Records from a data source:
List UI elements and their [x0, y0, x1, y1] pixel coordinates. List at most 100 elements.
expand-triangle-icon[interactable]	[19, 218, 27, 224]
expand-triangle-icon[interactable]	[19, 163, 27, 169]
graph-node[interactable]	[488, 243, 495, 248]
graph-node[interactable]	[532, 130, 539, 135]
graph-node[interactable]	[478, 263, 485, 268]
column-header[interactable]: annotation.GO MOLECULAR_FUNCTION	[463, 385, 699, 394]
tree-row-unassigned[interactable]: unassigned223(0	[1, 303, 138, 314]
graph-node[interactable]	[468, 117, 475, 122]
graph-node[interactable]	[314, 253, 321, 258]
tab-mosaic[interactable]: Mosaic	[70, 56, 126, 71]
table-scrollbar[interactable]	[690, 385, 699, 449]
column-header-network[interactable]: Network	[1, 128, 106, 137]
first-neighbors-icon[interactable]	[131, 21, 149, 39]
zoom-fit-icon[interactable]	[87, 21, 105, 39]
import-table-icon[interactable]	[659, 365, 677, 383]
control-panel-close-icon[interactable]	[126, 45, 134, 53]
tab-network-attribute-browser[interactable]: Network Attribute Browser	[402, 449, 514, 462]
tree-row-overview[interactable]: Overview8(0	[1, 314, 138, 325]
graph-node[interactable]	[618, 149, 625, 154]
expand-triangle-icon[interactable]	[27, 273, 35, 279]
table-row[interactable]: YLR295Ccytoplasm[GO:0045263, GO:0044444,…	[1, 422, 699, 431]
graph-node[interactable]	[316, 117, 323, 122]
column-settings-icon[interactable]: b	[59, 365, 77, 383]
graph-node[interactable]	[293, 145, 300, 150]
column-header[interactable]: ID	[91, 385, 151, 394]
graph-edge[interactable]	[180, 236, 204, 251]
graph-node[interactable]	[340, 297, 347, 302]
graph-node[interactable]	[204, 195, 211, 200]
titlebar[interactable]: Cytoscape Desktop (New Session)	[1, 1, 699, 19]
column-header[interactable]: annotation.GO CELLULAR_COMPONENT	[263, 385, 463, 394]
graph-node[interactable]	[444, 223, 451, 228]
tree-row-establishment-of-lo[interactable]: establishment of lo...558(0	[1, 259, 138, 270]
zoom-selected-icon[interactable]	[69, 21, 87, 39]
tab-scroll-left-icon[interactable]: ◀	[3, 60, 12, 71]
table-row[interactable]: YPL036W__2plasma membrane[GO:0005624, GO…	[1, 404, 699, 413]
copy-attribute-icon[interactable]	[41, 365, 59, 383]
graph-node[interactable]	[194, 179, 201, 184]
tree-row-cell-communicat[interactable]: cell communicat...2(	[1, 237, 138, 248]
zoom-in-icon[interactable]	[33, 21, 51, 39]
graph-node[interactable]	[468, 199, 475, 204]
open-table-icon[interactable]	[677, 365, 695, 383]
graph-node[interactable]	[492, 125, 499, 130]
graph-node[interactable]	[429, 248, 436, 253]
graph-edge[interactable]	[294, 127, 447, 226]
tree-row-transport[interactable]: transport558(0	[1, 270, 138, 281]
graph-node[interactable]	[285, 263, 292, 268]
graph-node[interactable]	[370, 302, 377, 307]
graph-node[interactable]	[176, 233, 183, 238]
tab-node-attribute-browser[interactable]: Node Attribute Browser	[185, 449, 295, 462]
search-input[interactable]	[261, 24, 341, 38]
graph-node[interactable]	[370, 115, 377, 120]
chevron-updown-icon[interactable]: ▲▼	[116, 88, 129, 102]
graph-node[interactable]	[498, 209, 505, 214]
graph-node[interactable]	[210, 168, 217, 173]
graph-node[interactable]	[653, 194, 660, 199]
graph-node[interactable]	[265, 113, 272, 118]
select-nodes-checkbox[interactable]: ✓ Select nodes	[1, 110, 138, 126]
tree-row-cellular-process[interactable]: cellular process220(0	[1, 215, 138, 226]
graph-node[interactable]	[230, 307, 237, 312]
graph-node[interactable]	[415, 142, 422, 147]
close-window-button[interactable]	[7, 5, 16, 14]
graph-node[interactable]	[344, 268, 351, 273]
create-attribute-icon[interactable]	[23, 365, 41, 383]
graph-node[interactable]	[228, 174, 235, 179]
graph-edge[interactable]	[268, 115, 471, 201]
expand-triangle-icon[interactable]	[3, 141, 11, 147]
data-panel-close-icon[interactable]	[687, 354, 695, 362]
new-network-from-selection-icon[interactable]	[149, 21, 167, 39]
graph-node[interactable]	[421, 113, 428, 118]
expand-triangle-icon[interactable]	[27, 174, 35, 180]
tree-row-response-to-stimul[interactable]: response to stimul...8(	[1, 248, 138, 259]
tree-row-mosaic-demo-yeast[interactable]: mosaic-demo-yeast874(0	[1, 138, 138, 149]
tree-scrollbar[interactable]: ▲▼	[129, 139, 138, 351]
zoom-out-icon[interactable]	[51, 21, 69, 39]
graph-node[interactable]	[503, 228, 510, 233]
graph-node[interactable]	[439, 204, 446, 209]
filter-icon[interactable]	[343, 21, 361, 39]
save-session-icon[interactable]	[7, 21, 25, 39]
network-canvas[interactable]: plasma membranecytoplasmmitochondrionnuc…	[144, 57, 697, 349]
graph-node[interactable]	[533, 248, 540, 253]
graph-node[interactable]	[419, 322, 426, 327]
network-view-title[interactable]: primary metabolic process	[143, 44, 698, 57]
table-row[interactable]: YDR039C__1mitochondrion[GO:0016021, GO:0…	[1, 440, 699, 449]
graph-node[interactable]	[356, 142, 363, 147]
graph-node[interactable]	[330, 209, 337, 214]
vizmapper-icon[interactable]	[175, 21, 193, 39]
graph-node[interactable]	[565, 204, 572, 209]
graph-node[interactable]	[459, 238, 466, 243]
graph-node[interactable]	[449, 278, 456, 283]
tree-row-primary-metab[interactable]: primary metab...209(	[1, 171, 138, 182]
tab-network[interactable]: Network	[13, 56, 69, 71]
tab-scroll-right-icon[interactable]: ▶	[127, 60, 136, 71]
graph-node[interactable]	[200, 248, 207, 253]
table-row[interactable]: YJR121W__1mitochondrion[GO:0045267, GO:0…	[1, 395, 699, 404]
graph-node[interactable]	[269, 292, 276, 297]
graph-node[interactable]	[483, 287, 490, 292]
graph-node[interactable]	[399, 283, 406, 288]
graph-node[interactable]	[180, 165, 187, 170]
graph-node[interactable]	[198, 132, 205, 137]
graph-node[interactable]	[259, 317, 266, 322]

● **What this task involves**:
Reproduce every entry above word for word, line by line, with nothing changed.

● **Final result**:
List UI elements and their [x0, y0, x1, y1] pixel coordinates. List at most 100 elements.
expand-triangle-icon[interactable]	[19, 218, 27, 224]
expand-triangle-icon[interactable]	[19, 163, 27, 169]
graph-node[interactable]	[488, 243, 495, 248]
graph-node[interactable]	[532, 130, 539, 135]
graph-node[interactable]	[478, 263, 485, 268]
column-header[interactable]: annotation.GO MOLECULAR_FUNCTION	[463, 385, 699, 394]
tree-row-unassigned[interactable]: unassigned223(0	[1, 303, 138, 314]
graph-node[interactable]	[468, 117, 475, 122]
graph-node[interactable]	[314, 253, 321, 258]
tab-mosaic[interactable]: Mosaic	[70, 56, 126, 71]
table-scrollbar[interactable]	[690, 385, 699, 449]
column-header-network[interactable]: Network	[1, 128, 106, 137]
first-neighbors-icon[interactable]	[131, 21, 149, 39]
zoom-fit-icon[interactable]	[87, 21, 105, 39]
import-table-icon[interactable]	[659, 365, 677, 383]
control-panel-close-icon[interactable]	[126, 45, 134, 53]
tab-network-attribute-browser[interactable]: Network Attribute Browser	[402, 449, 514, 462]
tree-row-overview[interactable]: Overview8(0	[1, 314, 138, 325]
graph-node[interactable]	[618, 149, 625, 154]
expand-triangle-icon[interactable]	[27, 273, 35, 279]
table-row[interactable]: YLR295Ccytoplasm[GO:0045263, GO:0044444,…	[1, 422, 699, 431]
graph-node[interactable]	[316, 117, 323, 122]
column-settings-icon[interactable]: b	[59, 365, 77, 383]
graph-node[interactable]	[293, 145, 300, 150]
column-header[interactable]: ID	[91, 385, 151, 394]
graph-edge[interactable]	[180, 236, 204, 251]
graph-node[interactable]	[340, 297, 347, 302]
graph-node[interactable]	[204, 195, 211, 200]
titlebar[interactable]: Cytoscape Desktop (New Session)	[1, 1, 699, 19]
column-header[interactable]: annotation.GO CELLULAR_COMPONENT	[263, 385, 463, 394]
graph-node[interactable]	[444, 223, 451, 228]
tree-row-establishment-of-lo[interactable]: establishment of lo...558(0	[1, 259, 138, 270]
zoom-selected-icon[interactable]	[69, 21, 87, 39]
tab-scroll-left-icon[interactable]: ◀	[3, 60, 12, 71]
table-row[interactable]: YPL036W__2plasma membrane[GO:0005624, GO…	[1, 404, 699, 413]
copy-attribute-icon[interactable]	[41, 365, 59, 383]
graph-node[interactable]	[194, 179, 201, 184]
tree-row-cell-communicat[interactable]: cell communicat...2(	[1, 237, 138, 248]
zoom-in-icon[interactable]	[33, 21, 51, 39]
graph-node[interactable]	[468, 199, 475, 204]
open-table-icon[interactable]	[677, 365, 695, 383]
graph-node[interactable]	[492, 125, 499, 130]
graph-node[interactable]	[429, 248, 436, 253]
graph-edge[interactable]	[294, 127, 447, 226]
tree-row-transport[interactable]: transport558(0	[1, 270, 138, 281]
graph-node[interactable]	[285, 263, 292, 268]
graph-node[interactable]	[370, 302, 377, 307]
graph-node[interactable]	[176, 233, 183, 238]
tab-node-attribute-browser[interactable]: Node Attribute Browser	[185, 449, 295, 462]
search-input[interactable]	[261, 24, 341, 38]
graph-node[interactable]	[370, 115, 377, 120]
chevron-updown-icon[interactable]: ▲▼	[116, 88, 129, 102]
graph-node[interactable]	[498, 209, 505, 214]
graph-node[interactable]	[210, 168, 217, 173]
graph-node[interactable]	[653, 194, 660, 199]
graph-node[interactable]	[265, 113, 272, 118]
select-nodes-checkbox[interactable]: ✓ Select nodes	[1, 110, 138, 126]
tree-row-cellular-process[interactable]: cellular process220(0	[1, 215, 138, 226]
graph-node[interactable]	[230, 307, 237, 312]
graph-node[interactable]	[415, 142, 422, 147]
close-window-button[interactable]	[7, 5, 16, 14]
graph-node[interactable]	[344, 268, 351, 273]
create-attribute-icon[interactable]	[23, 365, 41, 383]
graph-node[interactable]	[228, 174, 235, 179]
graph-edge[interactable]	[268, 115, 471, 201]
expand-triangle-icon[interactable]	[3, 141, 11, 147]
data-panel-close-icon[interactable]	[687, 354, 695, 362]
new-network-from-selection-icon[interactable]	[149, 21, 167, 39]
graph-node[interactable]	[421, 113, 428, 118]
expand-triangle-icon[interactable]	[27, 174, 35, 180]
tree-row-response-to-stimul[interactable]: response to stimul...8(	[1, 248, 138, 259]
tree-row-mosaic-demo-yeast[interactable]: mosaic-demo-yeast874(0	[1, 138, 138, 149]
tree-scrollbar[interactable]: ▲▼	[129, 139, 138, 351]
zoom-out-icon[interactable]	[51, 21, 69, 39]
graph-node[interactable]	[503, 228, 510, 233]
graph-node[interactable]	[439, 204, 446, 209]
filter-icon[interactable]	[343, 21, 361, 39]
save-session-icon[interactable]	[7, 21, 25, 39]
network-canvas[interactable]: plasma membranecytoplasmmitochondrionnuc…	[144, 57, 697, 349]
graph-node[interactable]	[533, 248, 540, 253]
graph-node[interactable]	[419, 322, 426, 327]
network-view-title[interactable]: primary metabolic process	[143, 44, 698, 57]
table-row[interactable]: YDR039C__1mitochondrion[GO:0016021, GO:0…	[1, 440, 699, 449]
graph-node[interactable]	[356, 142, 363, 147]
graph-node[interactable]	[330, 209, 337, 214]
vizmapper-icon[interactable]	[175, 21, 193, 39]
graph-node[interactable]	[565, 204, 572, 209]
graph-node[interactable]	[459, 238, 466, 243]
graph-node[interactable]	[449, 278, 456, 283]
tree-row-primary-metab[interactable]: primary metab...209(	[1, 171, 138, 182]
tab-network[interactable]: Network	[13, 56, 69, 71]
tab-scroll-right-icon[interactable]: ▶	[127, 60, 136, 71]
graph-node[interactable]	[200, 248, 207, 253]
table-row[interactable]: YJR121W__1mitochondrion[GO:0045267, GO:0…	[1, 395, 699, 404]
graph-node[interactable]	[269, 292, 276, 297]
graph-node[interactable]	[483, 287, 490, 292]
graph-node[interactable]	[399, 283, 406, 288]
graph-node[interactable]	[180, 165, 187, 170]
graph-node[interactable]	[198, 132, 205, 137]
graph-node[interactable]	[259, 317, 266, 322]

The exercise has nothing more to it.